Data shown =
>>

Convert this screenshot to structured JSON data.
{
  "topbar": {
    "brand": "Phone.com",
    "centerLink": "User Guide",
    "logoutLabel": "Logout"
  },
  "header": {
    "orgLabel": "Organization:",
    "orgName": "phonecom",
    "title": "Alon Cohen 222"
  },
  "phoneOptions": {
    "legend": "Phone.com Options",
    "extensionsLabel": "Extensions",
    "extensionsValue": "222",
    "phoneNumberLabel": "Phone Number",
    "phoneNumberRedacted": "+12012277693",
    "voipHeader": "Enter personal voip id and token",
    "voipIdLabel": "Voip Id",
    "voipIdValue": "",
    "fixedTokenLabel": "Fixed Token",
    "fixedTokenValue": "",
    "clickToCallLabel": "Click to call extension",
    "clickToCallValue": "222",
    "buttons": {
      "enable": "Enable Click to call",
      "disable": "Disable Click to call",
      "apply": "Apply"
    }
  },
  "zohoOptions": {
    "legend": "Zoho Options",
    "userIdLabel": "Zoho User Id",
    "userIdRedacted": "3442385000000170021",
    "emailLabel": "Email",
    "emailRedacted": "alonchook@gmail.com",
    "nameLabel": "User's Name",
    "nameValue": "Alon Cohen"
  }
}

<<

Given request = Retype the records in full. Keep every line identical to the original.

The result =
Convert this screenshot to structured JSON data.
{
  "topbar": {
    "brand": "Phone.com",
    "centerLink": "User Guide",
    "logoutLabel": "Logout"
  },
  "header": {
    "orgLabel": "Organization:",
    "orgName": "phonecom",
    "title": "Alon Cohen 222"
  },
  "phoneOptions": {
    "legend": "Phone.com Options",
    "extensionsLabel": "Extensions",
    "extensionsValue": "222",
    "phoneNumberLabel": "Phone Number",
    "phoneNumberRedacted": "+12012277693",
    "voipHeader": "Enter personal voip id and token",
    "voipIdLabel": "Voip Id",
    "voipIdValue": "",
    "fixedTokenLabel": "Fixed Token",
    "fixedTokenValue": "",
    "clickToCallLabel": "Click to call extension",
    "clickToCallValue": "222",
    "buttons": {
      "enable": "Enable Click to call",
      "disable": "Disable Click to call",
      "apply": "Apply"
    }
  },
  "zohoOptions": {
    "legend": "Zoho Options",
    "userIdLabel": "Zoho User Id",
    "userIdRedacted": "3442385000000170021",
    "emailLabel": "Email",
    "emailRedacted": "alonchook@gmail.com",
    "nameLabel": "User's Name",
    "nameValue": "Alon Cohen"
  }
}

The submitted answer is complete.